>> Begin Material for this task
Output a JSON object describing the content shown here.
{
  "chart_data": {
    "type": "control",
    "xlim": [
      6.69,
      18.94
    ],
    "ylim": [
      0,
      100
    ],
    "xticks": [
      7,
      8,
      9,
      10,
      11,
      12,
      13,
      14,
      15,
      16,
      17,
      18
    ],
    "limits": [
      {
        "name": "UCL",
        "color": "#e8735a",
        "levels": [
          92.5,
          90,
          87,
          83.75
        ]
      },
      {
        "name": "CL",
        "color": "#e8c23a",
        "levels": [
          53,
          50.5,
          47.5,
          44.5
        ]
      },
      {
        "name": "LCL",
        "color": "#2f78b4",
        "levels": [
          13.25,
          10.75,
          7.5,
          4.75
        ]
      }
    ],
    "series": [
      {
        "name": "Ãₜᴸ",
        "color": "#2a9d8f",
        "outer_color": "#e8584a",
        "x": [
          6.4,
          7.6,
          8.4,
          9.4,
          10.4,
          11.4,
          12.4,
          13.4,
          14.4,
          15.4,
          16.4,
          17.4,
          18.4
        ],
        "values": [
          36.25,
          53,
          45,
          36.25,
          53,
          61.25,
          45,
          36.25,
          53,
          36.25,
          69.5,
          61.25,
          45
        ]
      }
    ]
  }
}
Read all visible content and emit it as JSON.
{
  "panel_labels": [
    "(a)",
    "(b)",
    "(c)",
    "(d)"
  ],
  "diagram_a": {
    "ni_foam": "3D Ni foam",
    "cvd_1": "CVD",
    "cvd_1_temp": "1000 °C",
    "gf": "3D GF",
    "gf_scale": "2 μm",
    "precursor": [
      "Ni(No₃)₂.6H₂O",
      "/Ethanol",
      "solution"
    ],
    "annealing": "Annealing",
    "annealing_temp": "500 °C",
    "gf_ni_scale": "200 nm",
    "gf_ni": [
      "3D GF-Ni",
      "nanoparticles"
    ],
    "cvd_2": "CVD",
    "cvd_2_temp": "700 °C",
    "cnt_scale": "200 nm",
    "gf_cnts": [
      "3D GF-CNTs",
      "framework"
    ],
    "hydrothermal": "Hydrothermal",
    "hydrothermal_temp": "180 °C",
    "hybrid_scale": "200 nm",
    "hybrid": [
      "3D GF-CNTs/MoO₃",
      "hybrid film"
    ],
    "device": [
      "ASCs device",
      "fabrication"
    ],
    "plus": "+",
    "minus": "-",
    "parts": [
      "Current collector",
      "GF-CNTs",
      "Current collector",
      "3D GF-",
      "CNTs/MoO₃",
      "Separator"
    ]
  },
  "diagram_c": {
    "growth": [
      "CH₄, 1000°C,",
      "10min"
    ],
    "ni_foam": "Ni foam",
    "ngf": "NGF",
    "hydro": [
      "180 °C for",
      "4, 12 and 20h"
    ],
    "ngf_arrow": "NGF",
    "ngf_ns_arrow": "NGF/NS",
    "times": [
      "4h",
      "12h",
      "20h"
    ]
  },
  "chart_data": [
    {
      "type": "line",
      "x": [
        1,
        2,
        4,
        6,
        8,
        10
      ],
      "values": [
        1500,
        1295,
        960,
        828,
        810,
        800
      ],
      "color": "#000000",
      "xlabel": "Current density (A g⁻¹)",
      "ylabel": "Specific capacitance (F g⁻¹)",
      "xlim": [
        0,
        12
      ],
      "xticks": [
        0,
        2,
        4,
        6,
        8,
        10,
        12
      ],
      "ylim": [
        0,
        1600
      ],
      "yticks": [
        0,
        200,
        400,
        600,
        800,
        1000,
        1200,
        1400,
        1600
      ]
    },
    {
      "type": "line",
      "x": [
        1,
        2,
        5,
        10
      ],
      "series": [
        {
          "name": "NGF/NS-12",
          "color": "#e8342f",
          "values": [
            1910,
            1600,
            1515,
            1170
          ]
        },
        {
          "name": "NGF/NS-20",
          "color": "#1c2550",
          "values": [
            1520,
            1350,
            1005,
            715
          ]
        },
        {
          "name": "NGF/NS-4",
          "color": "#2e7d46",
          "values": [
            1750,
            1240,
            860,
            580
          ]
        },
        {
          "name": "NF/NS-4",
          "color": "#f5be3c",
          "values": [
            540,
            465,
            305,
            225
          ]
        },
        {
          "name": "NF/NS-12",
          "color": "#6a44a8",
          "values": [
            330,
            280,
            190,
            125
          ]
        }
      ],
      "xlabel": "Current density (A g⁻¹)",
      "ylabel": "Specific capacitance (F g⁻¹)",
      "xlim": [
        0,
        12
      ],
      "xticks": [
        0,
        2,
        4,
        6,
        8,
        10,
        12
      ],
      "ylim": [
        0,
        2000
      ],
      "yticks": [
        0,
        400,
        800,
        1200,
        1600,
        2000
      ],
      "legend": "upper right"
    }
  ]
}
>> End Material for this task
Check each line above for the word "name", and copy the lines where it appears.

        "name": "UCL",
        "name": "CL",
        "name": "LCL",
        "name": "Ãₜᴸ",
          "name": "NGF/NS-12",
          "name": "NGF/NS-20",
          "name": "NGF/NS-4",
          "name": "NF/NS-4",
          "name": "NF/NS-12",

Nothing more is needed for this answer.